== EXTRAIT DU TEXTE
C’est fatal, nul n’y peut rien. Comités Théodule, instituts machin-chose, commissions, bureaux, expertises, commentaires à la télé ou à la radio, jetons de présence, etc. Je le répète, c’est inévitable. Mais pour être sur la photo, pour être considéré, pour être accepté par la machine dominante, il faut donner des gages de bienséance. Encore heureux ! Imaginez qu’un écologiste vienne en direct condamner en bloc l’économie, la marchandise et l’aliénation. Cela ferait désordre et, notez, cela ne s’est pas encore vu. Sauf pour d’expresses raisons de folklore.

En revanche, on trouvera toujours des Pierre Radanne et des Dominique Voynet. Si je prends ces deux noms, qu’on me croie ou non, ce n’est pas par détestation. Non. Radanne (http://fabrice-nicolino.com), que je sache du moins, est un homme honnête, et sincère. Voynet, de son côté, même si je l’ai souvent secouée, vaut largement d’autres politiques. Ce qui n’est pas sous ma plume, il est vrai, un très grand compliment.

Radanne est devenu un expert « vert ». Qu’on invite et qu’on reçoit. Que les patrons tutoient. Qui tutoie les patrons. Mais pour en arriver là, bien entendu, il lui aura fallu polir son propos, arrondir les angles et finir par admettre que les solutions peuvent être trouvées dans les marges du système. D’où cet incroyable soutien à la voiture indienne Tata, sur quoi je ne reviens pas.
====
CONSIGNE 1. Condensez en deux ou trois phrases le paragraphe de l'extrait qui commence par « Radanne est devenu un expert », sans perdre ses faits principaux.
CONSIGNE 2. Reproduisez sans rien changer le passage de l'extrait situé entre « C’est fatal, nul » et « raisons de folklore. », ces deux bornes comprises.
== DONNÉES FOURNIES
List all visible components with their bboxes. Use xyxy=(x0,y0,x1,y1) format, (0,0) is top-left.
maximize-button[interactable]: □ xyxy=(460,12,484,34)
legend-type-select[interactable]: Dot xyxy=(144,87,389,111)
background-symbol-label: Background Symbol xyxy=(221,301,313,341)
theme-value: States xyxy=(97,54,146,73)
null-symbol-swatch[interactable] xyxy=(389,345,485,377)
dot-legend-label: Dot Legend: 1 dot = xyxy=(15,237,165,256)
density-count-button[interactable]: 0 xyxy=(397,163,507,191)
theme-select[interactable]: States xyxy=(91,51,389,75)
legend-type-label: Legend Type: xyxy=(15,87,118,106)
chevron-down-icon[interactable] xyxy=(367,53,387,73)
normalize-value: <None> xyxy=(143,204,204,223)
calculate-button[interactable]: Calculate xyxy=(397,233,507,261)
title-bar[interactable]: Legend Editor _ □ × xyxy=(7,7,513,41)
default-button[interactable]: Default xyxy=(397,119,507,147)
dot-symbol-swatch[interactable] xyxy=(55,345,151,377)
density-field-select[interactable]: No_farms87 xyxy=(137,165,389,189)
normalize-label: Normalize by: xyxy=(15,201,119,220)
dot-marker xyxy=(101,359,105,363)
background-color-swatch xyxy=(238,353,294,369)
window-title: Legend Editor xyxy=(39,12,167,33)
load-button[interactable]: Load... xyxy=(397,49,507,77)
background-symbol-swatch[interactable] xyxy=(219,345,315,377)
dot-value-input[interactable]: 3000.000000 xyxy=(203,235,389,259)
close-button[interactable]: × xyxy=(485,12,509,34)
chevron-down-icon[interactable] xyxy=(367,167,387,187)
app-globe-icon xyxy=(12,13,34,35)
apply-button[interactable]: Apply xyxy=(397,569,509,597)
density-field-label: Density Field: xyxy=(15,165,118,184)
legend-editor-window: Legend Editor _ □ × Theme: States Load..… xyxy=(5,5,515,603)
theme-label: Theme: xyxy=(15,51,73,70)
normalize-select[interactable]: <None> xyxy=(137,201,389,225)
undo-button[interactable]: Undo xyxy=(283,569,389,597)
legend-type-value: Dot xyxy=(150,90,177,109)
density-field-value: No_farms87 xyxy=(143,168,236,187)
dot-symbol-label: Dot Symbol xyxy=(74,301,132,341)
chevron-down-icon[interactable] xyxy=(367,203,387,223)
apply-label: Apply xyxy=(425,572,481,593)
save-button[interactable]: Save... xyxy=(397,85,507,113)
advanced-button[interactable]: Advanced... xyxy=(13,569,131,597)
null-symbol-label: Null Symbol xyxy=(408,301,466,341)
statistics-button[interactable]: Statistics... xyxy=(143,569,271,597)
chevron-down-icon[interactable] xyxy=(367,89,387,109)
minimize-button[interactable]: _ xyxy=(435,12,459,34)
====
RÉPONSE ATTENDUE 1. Radanne est devenu un expert « vert » qu'on invite et reçoit, et qui tutoie les patrons comme eux le tutoient. Pour y parvenir, il a dû polir son propos, arrondir les angles et admettre que les solutions peuvent se trouver dans les marges du système. De là vient son soutien à la voiture indienne Tata.

RÉPONSE ATTENDUE 2.
C’est fatal, nul n’y peut rien. Comités Théodule, instituts machin-chose, commissions, bureaux, expertises, commentaires à la télé ou à la radio, jetons de présence, etc. Je le répète, c’est inévitable. Mais pour être sur la photo, pour être considéré, pour être accepté par la machine dominante, il faut donner des gages de bienséance. Encore heureux ! Imaginez qu’un écologiste vienne en direct condamner en bloc l’économie, la marchandise et l’aliénation. Cela ferait désordre et, notez, cela ne s’est pas encore vu. Sauf pour d’expresses raisons de folklore.